What the task requires – Show every line in the records below that contains the word "ylabel".

(Records contained in a dataset)
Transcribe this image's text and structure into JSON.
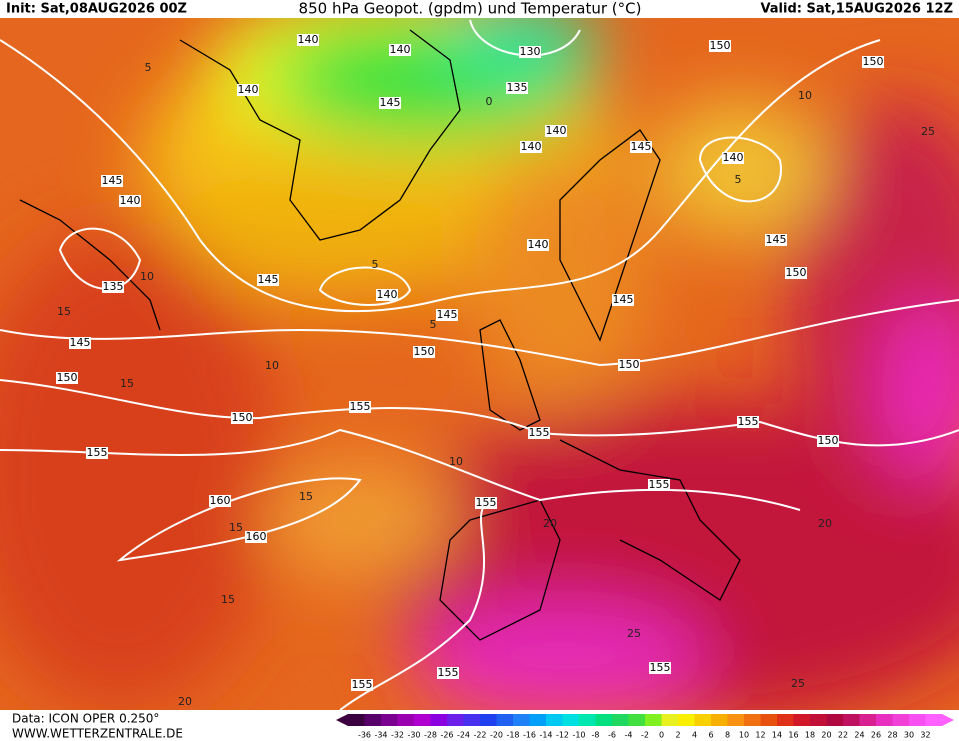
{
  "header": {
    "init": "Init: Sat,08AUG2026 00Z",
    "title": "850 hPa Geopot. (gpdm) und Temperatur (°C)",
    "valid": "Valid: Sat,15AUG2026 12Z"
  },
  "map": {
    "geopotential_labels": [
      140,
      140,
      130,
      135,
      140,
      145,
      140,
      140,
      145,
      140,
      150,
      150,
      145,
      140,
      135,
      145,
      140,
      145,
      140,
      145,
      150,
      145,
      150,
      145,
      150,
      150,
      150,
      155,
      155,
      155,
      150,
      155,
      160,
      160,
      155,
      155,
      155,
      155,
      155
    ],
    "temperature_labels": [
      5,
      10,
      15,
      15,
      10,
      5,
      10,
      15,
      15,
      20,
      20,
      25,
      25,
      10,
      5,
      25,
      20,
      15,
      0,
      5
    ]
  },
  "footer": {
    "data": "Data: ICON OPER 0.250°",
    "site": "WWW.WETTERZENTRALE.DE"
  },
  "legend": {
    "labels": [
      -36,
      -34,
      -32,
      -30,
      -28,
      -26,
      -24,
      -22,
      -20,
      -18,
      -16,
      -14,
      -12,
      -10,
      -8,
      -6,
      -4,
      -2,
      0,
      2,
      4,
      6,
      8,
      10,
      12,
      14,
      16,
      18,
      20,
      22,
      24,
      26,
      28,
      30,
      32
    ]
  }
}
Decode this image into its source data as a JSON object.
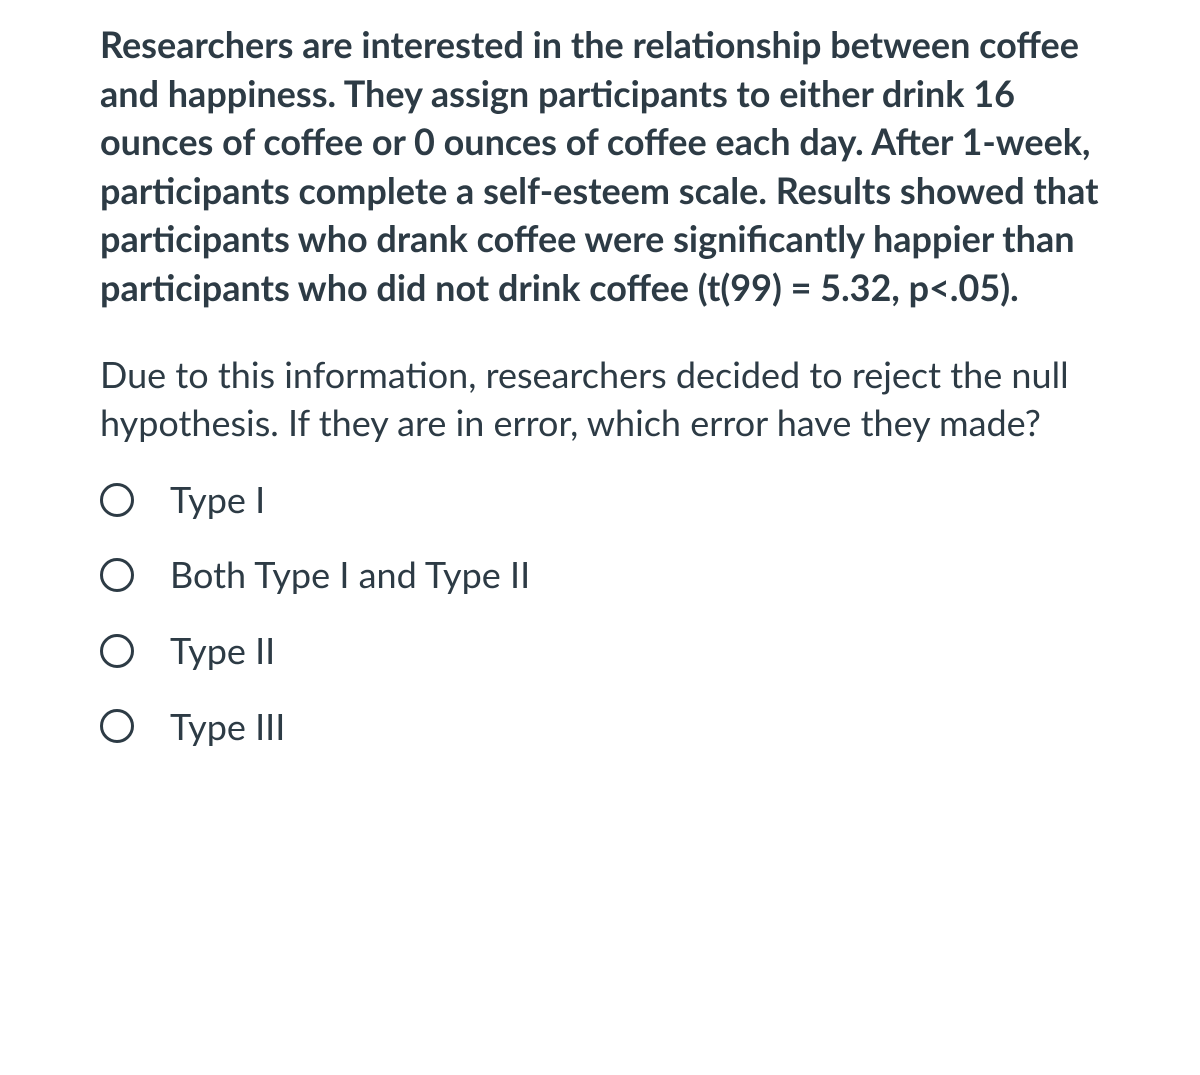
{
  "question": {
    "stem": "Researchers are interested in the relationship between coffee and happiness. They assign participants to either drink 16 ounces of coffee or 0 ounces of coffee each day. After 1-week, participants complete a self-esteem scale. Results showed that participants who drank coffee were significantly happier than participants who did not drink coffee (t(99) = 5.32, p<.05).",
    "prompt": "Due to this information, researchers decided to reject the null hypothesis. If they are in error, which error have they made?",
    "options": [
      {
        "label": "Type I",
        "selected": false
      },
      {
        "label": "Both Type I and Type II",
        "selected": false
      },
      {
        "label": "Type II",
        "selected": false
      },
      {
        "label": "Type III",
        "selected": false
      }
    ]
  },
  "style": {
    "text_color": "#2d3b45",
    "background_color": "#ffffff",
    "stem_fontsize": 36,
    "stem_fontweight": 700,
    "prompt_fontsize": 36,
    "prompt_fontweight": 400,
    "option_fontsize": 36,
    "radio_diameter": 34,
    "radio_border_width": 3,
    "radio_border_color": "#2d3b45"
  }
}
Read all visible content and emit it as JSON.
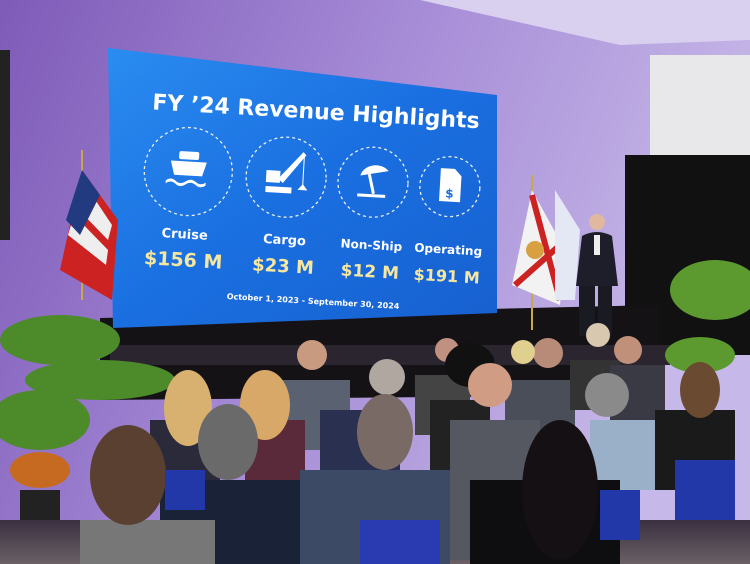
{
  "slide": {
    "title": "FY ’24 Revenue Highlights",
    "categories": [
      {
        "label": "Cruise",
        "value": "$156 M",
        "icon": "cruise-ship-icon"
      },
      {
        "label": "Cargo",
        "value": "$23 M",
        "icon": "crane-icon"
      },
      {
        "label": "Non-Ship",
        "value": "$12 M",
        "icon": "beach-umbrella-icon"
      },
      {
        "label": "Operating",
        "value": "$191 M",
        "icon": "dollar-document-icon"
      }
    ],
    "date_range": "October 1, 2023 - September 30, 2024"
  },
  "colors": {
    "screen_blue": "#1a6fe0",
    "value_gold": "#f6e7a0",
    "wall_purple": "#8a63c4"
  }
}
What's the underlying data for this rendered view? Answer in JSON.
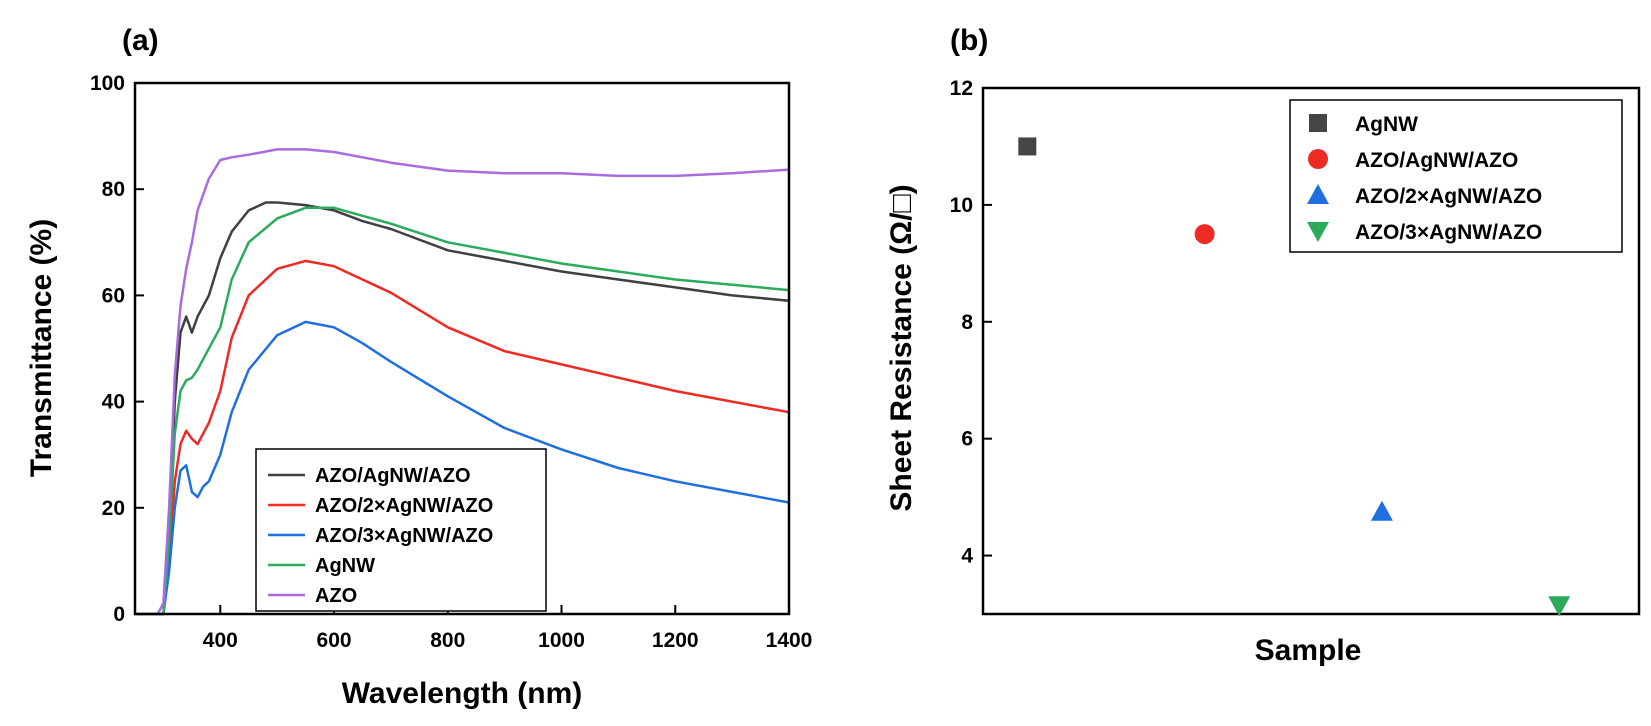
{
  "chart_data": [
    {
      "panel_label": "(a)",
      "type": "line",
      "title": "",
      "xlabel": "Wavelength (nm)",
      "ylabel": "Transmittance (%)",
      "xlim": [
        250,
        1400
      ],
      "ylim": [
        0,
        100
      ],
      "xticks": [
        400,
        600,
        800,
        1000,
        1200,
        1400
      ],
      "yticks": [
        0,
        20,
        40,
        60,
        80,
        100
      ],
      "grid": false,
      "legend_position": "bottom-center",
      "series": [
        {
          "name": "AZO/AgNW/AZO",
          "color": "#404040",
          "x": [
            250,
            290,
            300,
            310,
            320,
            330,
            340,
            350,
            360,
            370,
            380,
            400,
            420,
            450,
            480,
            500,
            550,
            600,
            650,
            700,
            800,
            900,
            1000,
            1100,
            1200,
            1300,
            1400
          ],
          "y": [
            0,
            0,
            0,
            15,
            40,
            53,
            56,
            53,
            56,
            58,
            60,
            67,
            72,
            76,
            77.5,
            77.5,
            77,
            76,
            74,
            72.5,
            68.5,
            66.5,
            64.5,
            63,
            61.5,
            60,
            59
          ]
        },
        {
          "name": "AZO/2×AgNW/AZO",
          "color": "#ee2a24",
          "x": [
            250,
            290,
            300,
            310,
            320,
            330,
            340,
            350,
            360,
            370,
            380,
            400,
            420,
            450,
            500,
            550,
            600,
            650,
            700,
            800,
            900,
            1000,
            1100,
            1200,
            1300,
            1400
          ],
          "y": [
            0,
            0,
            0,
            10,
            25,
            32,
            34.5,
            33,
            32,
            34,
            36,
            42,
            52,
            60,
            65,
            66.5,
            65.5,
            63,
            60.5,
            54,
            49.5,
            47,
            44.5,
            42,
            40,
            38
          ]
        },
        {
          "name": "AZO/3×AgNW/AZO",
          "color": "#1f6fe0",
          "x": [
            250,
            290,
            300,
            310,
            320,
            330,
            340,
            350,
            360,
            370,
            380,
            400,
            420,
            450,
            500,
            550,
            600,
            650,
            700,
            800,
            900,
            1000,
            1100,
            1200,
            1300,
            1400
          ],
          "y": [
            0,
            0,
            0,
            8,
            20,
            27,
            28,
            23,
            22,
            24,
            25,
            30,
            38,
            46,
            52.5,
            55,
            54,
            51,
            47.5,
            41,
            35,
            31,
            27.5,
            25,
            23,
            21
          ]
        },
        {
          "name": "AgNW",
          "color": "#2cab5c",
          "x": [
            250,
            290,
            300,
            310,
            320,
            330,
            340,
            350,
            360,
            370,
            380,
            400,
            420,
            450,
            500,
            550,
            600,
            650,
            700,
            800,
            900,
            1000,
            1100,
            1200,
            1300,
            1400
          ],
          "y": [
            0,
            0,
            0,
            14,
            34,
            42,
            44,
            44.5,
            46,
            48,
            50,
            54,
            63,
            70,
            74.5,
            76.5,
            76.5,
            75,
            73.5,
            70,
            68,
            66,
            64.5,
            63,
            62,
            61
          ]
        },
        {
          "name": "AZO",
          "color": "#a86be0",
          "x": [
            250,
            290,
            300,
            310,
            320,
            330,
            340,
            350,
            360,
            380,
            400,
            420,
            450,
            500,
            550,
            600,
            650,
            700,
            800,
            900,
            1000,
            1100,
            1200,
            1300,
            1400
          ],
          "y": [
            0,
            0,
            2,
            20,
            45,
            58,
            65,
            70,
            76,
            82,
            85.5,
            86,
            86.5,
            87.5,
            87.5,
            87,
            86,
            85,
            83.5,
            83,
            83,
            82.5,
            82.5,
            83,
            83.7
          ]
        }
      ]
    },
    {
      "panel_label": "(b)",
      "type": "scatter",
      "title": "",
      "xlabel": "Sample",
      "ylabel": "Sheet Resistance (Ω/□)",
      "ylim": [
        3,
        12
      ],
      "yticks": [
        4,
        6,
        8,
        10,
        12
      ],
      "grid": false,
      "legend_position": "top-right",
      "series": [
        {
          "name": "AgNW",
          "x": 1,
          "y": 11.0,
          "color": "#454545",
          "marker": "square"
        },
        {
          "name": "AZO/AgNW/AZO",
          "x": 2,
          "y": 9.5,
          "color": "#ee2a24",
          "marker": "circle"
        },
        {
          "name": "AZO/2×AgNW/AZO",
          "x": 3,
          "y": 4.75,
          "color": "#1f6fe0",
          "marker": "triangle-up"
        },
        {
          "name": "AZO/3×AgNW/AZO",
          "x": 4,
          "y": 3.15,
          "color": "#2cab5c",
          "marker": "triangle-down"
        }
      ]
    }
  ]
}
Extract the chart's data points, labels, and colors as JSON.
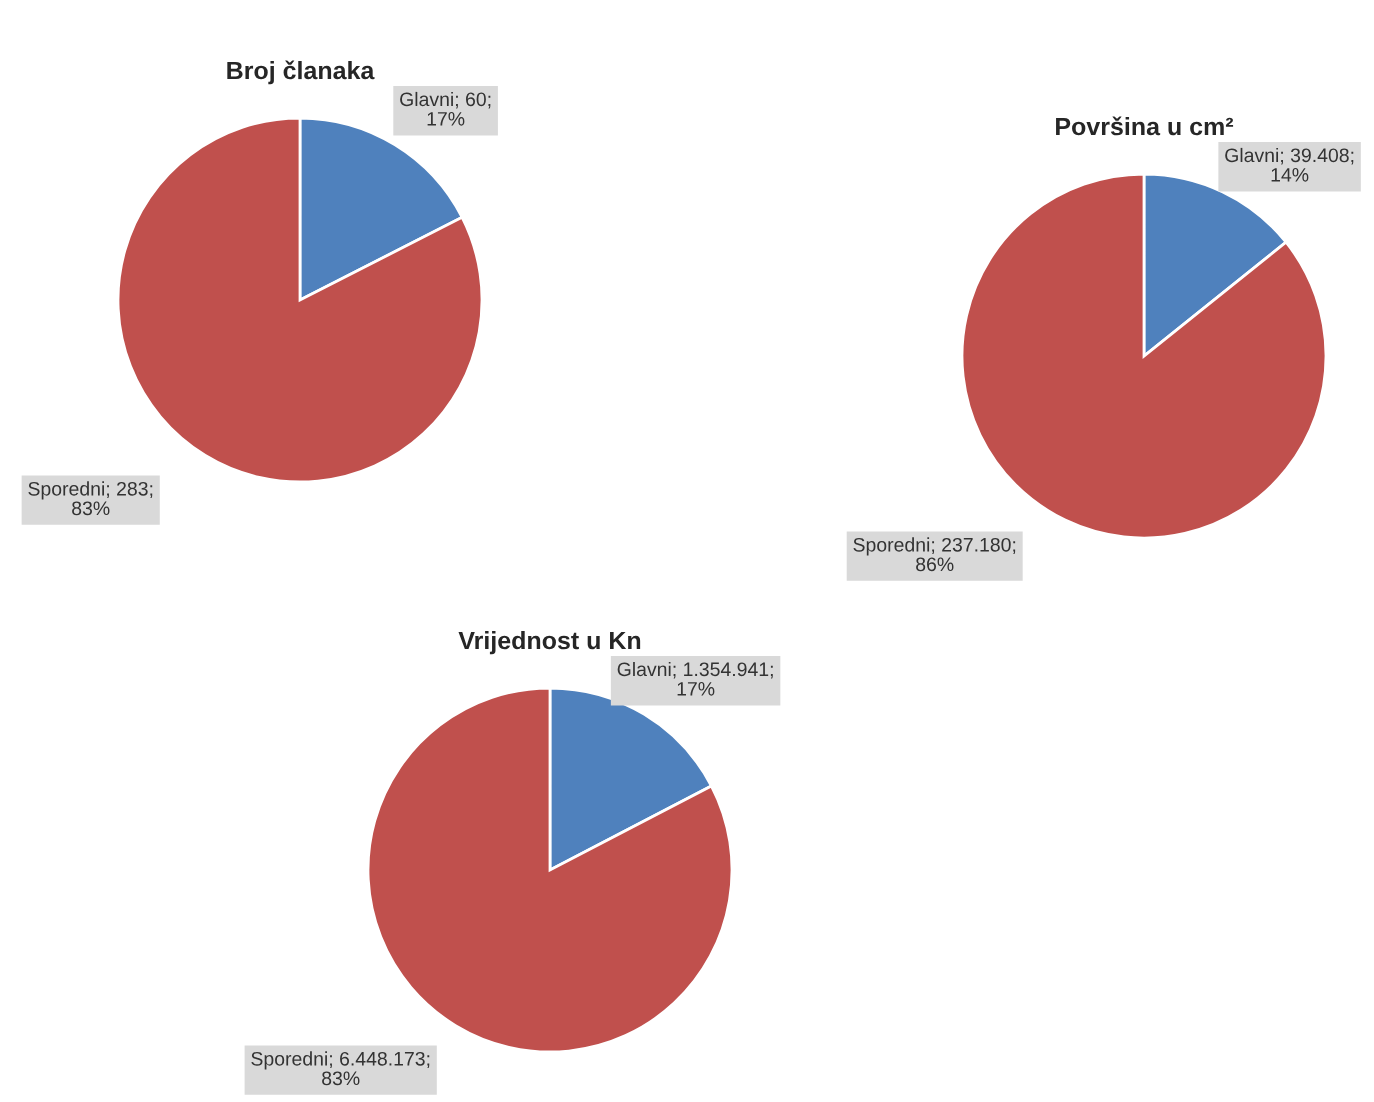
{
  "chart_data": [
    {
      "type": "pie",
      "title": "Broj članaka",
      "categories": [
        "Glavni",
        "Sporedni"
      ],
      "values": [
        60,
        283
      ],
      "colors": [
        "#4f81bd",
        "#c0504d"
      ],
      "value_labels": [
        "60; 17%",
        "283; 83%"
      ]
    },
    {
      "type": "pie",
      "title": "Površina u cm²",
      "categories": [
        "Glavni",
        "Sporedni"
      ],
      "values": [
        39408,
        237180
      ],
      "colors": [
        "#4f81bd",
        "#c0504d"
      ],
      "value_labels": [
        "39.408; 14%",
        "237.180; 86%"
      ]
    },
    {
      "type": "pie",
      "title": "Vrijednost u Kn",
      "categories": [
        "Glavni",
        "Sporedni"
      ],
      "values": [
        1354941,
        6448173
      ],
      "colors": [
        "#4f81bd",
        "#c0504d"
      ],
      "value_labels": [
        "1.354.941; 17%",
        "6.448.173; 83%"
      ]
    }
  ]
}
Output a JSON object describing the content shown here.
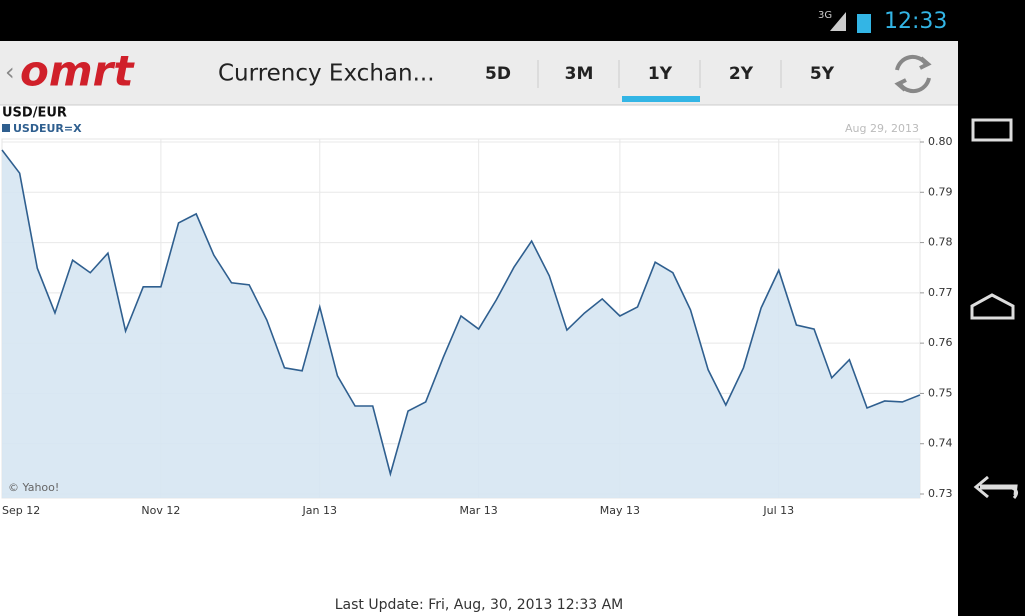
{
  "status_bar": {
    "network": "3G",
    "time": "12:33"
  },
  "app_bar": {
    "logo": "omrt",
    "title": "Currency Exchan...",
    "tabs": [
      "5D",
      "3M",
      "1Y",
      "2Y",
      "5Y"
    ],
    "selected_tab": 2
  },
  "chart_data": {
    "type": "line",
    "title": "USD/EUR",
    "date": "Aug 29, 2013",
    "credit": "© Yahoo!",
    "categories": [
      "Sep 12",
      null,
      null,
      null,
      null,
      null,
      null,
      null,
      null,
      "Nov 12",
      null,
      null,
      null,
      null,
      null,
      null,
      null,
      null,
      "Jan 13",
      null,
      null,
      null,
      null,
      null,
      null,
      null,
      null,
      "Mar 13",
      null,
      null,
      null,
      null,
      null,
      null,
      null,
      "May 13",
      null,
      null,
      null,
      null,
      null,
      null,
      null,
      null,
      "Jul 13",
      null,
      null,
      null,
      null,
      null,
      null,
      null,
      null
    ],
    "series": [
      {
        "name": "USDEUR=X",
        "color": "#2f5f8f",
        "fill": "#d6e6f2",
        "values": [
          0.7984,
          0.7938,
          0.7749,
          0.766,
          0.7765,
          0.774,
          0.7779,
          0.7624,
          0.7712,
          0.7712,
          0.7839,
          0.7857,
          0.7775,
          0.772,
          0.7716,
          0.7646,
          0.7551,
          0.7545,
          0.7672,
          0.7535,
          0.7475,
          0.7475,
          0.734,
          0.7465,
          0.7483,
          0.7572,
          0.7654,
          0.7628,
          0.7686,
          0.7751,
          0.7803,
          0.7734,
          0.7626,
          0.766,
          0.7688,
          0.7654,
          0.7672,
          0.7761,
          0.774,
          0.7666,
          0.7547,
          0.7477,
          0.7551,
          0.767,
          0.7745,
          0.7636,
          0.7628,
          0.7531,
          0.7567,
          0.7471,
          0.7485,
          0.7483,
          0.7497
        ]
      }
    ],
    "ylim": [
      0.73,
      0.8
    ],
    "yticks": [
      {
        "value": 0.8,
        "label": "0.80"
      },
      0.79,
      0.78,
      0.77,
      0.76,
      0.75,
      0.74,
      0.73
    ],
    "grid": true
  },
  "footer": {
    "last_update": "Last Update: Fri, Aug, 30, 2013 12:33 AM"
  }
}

Solution –
      "ylabel": "Transmittance (%)",
      "ylabel": "Sheet Resistance (Ω/□)",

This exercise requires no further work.